- **RECORDS PROVIDED**:
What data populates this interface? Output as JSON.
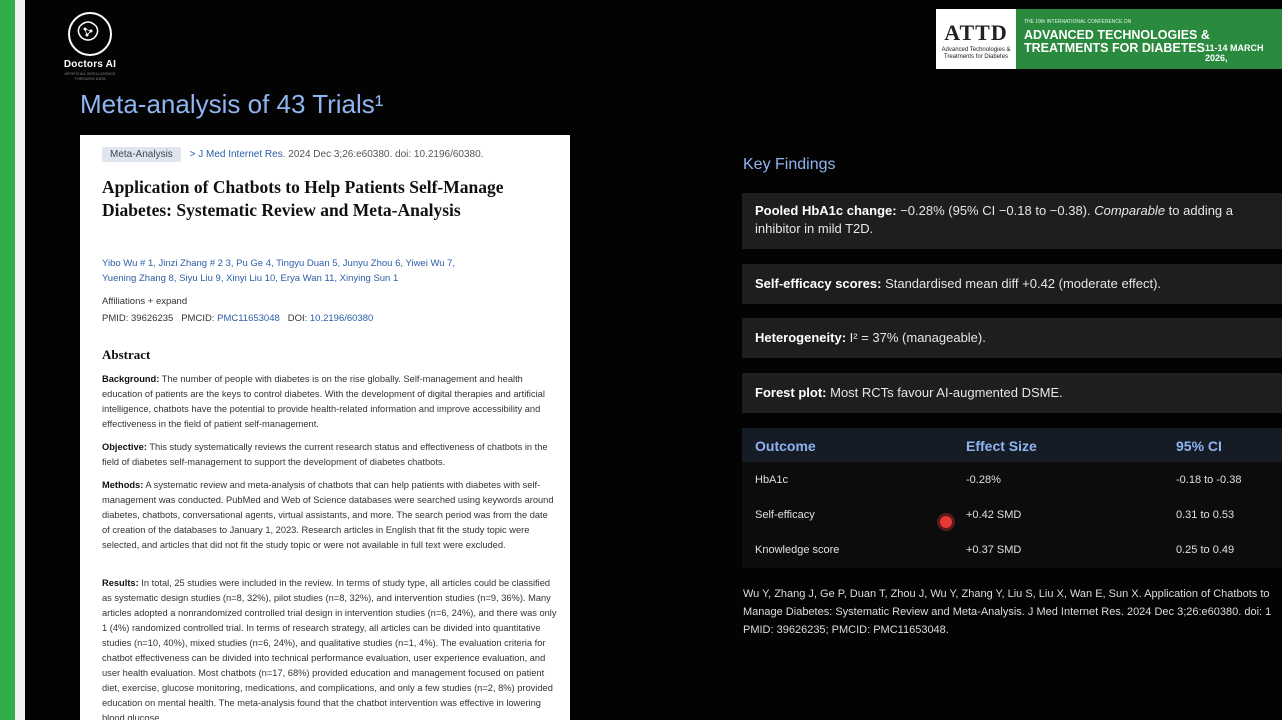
{
  "logo": {
    "name": "Doctors AI",
    "tagline": "ARTIFICIAL INTELLIGENCE THROUGH DATA"
  },
  "banner": {
    "logo_text": "ATTD",
    "logo_sub": "Advanced Technologies & Treatments for Diabetes",
    "conference": "THE 19th INTERNATIONAL CONFERENCE ON",
    "title_line1": "ADVANCED TECHNOLOGIES &",
    "title_line2": "TREATMENTS FOR DIABETES",
    "dates": "11-14 MARCH 2026,"
  },
  "slide_title": "Meta-analysis of 43 Trials¹",
  "paper": {
    "badge": "Meta-Analysis",
    "journal": "> J Med Internet Res.",
    "citation_meta": "2024 Dec 3;26:e60380. doi: 10.2196/60380.",
    "title": "Application of Chatbots to Help Patients Self-Manage Diabetes: Systematic Review and Meta-Analysis",
    "authors_line1": "Yibo Wu # 1, Jinzi Zhang # 2 3, Pu Ge 4, Tingyu Duan 5, Junyu Zhou 6, Yiwei Wu 7,",
    "authors_line2": "Yuening Zhang 8, Siyu Liu 9, Xinyi Liu 10, Erya Wan 11, Xinying Sun 1",
    "affiliations": "Affiliations  + expand",
    "pmid_label": "PMID: 39626235",
    "pmcid_label": "PMCID:",
    "pmcid": "PMC11653048",
    "doi_label": "DOI:",
    "doi": "10.2196/60380",
    "abstract_heading": "Abstract",
    "background_label": "Background:",
    "background_text": "The number of people with diabetes is on the rise globally. Self-management and health education of patients are the keys to control diabetes. With the development of digital therapies and artificial intelligence, chatbots have the potential to provide health-related information and improve accessibility and effectiveness in the field of patient self-management.",
    "objective_label": "Objective:",
    "objective_text": "This study systematically reviews the current research status and effectiveness of chatbots in the field of diabetes self-management to support the development of diabetes chatbots.",
    "methods_label": "Methods:",
    "methods_text": "A systematic review and meta-analysis of chatbots that can help patients with diabetes with self-management was conducted. PubMed and Web of Science databases were searched using keywords around diabetes, chatbots, conversational agents, virtual assistants, and more. The search period was from the date of creation of the databases to January 1, 2023. Research articles in English that fit the study topic were selected, and articles that did not fit the study topic or were not available in full text were excluded.",
    "results_label": "Results:",
    "results_text": "In total, 25 studies were included in the review. In terms of study type, all articles could be classified as systematic design studies (n=8, 32%), pilot studies (n=8, 32%), and intervention studies (n=9, 36%). Many articles adopted a nonrandomized controlled trial design in intervention studies (n=6, 24%), and there was only 1 (4%) randomized controlled trial. In terms of research strategy, all articles can be divided into quantitative studies (n=10, 40%), mixed studies (n=6, 24%), and qualitative studies (n=1, 4%). The evaluation criteria for chatbot effectiveness can be divided into technical performance evaluation, user experience evaluation, and user health evaluation. Most chatbots (n=17, 68%) provided education and management focused on patient diet, exercise, glucose monitoring, medications, and complications, and only a few studies (n=2, 8%) provided education on mental health. The meta-analysis found that the chatbot intervention was effective in lowering blood glucose"
  },
  "key_findings": {
    "title": "Key Findings",
    "items": [
      {
        "label": "Pooled HbA1c change:",
        "text": " −0.28% (95% CI −0.18 to −0.38). ",
        "emph": "Comparable",
        "text2": " to adding a",
        "line2": "inhibitor in mild T2D."
      },
      {
        "label": "Self-efficacy scores:",
        "text": " Standardised mean diff +0.42 (moderate effect)."
      },
      {
        "label": "Heterogeneity:",
        "text": " I² = 37% (manageable)."
      },
      {
        "label": "Forest plot:",
        "text": " Most RCTs favour AI-augmented DSME."
      }
    ]
  },
  "table": {
    "headers": [
      "Outcome",
      "Effect Size",
      "95% CI"
    ],
    "rows": [
      [
        "HbA1c",
        "-0.28%",
        "-0.18 to -0.38"
      ],
      [
        "Self-efficacy",
        "+0.42 SMD",
        "0.31 to 0.53"
      ],
      [
        "Knowledge score",
        "+0.37 SMD",
        "0.25 to 0.49"
      ]
    ]
  },
  "citation": {
    "line1": "Wu Y, Zhang J, Ge P, Duan T, Zhou J, Wu Y, Zhang Y, Liu S, Liu X, Wan E, Sun X. Application of Chatbots to",
    "line2": "Manage Diabetes: Systematic Review and Meta-Analysis. J Med Internet Res. 2024 Dec 3;26:e60380. doi: 1",
    "line3": "PMID: 39626235; PMCID: PMC11653048."
  },
  "colors": {
    "accent": "#8fb4f0",
    "green": "#2fae4a",
    "card": "#1e1e1e",
    "cursor": "#e53935"
  }
}
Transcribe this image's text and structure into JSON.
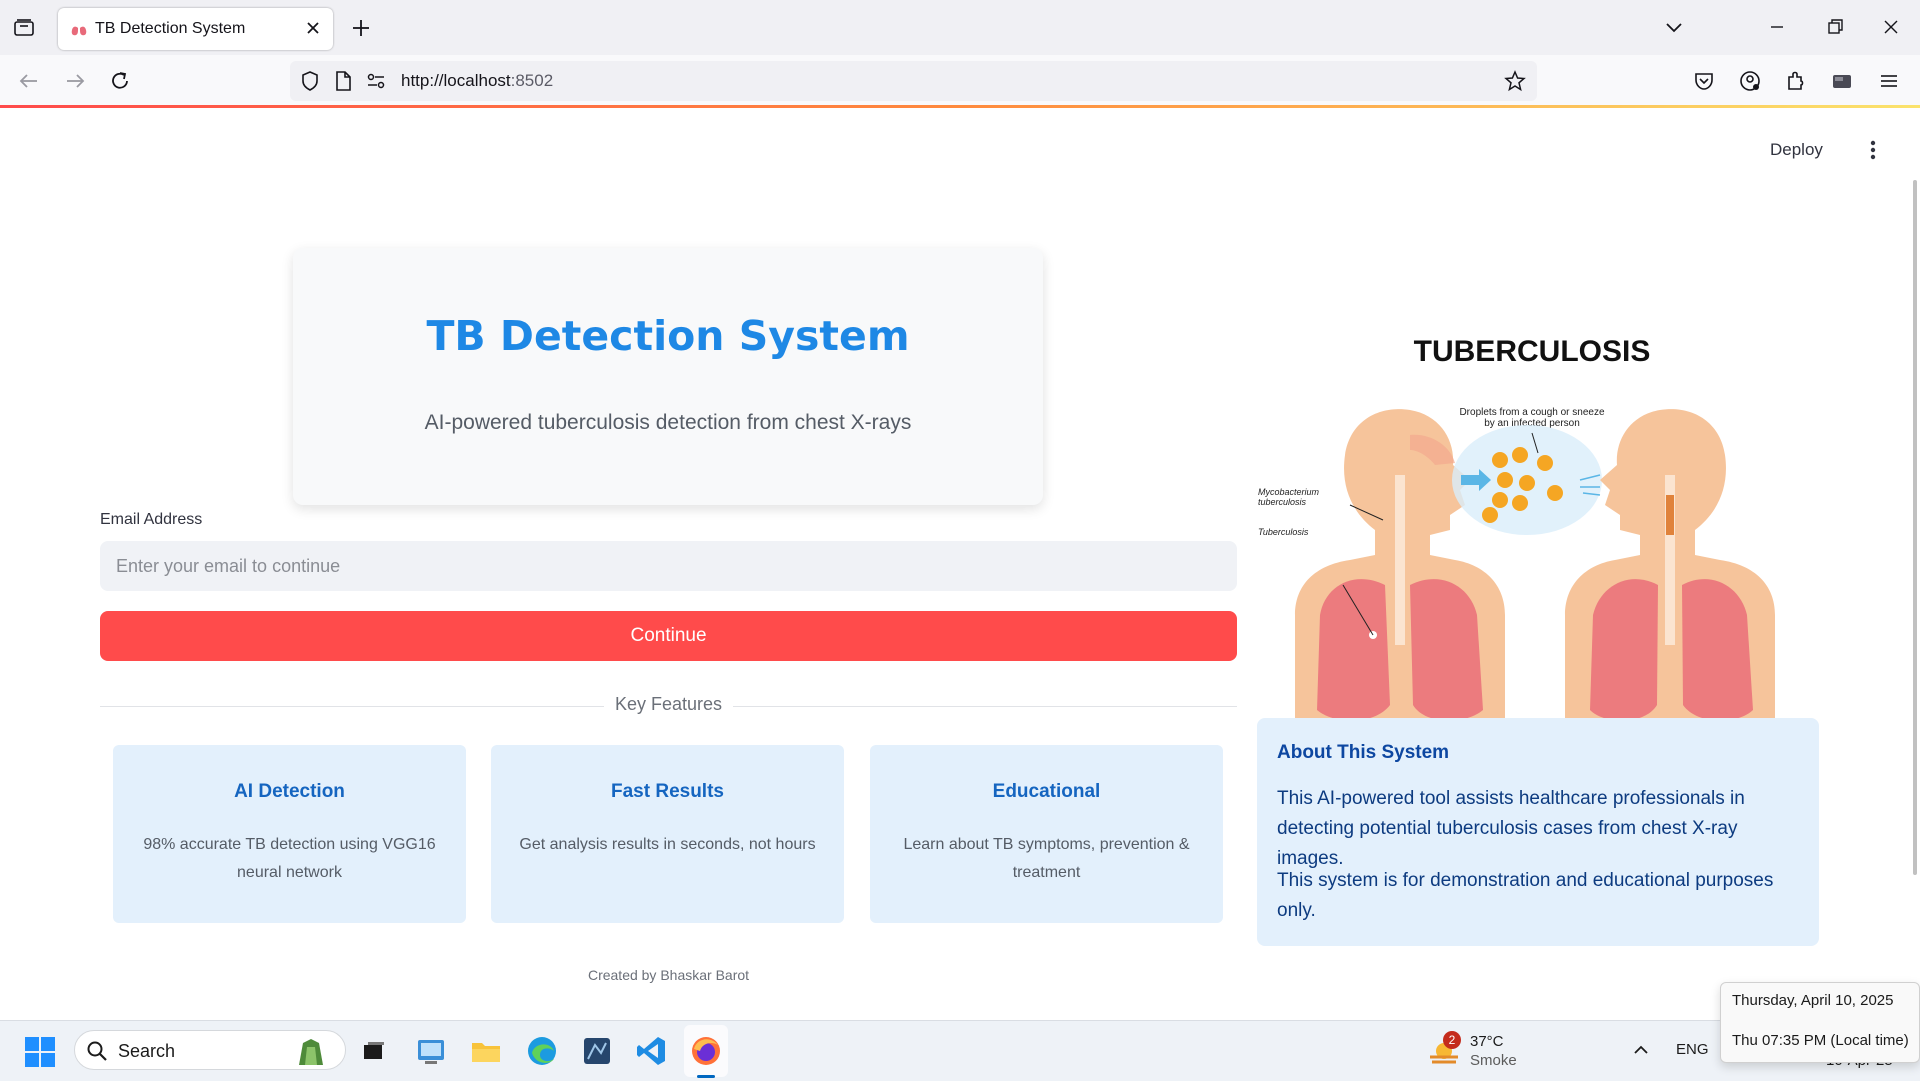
{
  "browser": {
    "tab_title": "TB Detection System",
    "url_host": "http://localhost",
    "url_port": ":8502"
  },
  "toolbar": {
    "deploy_label": "Deploy"
  },
  "hero": {
    "title": "TB Detection System",
    "subtitle": "AI-powered tuberculosis detection from chest X-rays"
  },
  "form": {
    "email_label": "Email Address",
    "email_placeholder": "Enter your email to continue",
    "continue_label": "Continue"
  },
  "features": {
    "heading": "Key Features",
    "items": [
      {
        "title": "AI Detection",
        "desc": "98% accurate TB detection using VGG16 neural network"
      },
      {
        "title": "Fast Results",
        "desc": "Get analysis results in seconds, not hours"
      },
      {
        "title": "Educational",
        "desc": "Learn about TB symptoms, prevention & treatment"
      }
    ]
  },
  "credit": "Created by Bhaskar Barot",
  "illustration": {
    "title": "TUBERCULOSIS",
    "label_droplets_1": "Droplets from a cough or sneeze",
    "label_droplets_2": "by an infected person",
    "label_myco_1": "Mycobacterium",
    "label_myco_2": "tuberculosis",
    "label_tb": "Tuberculosis"
  },
  "about": {
    "title": "About This System",
    "p1": "This AI-powered tool assists healthcare professionals in detecting potential tuberculosis cases from chest X-ray images.",
    "p2": "This system is for demonstration and educational purposes only."
  },
  "taskbar": {
    "search_label": "Search",
    "weather_badge": "2",
    "weather_temp": "37°C",
    "weather_condition": "Smoke",
    "language": "ENG",
    "date_partial": "10-Apr-25"
  },
  "clock_tooltip": {
    "line1": "Thursday, April 10, 2025",
    "line2": "Thu 07:35 PM (Local time)"
  },
  "colors": {
    "accent_blue": "#1e88e5",
    "button_red": "#ff4b4b",
    "feature_bg": "#e3f0fc"
  }
}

- **EXERCISE INSTRUCTIONS**:
Copy out every line of the listing that includes the string "chest".

- **TASK ANSWER**:
    "subtitle": "AI-powered tuberculosis detection from chest X-rays"
    "p1": "This AI-powered tool assists healthcare professionals in detecting potential tuberculosis cases from chest X-ray images.",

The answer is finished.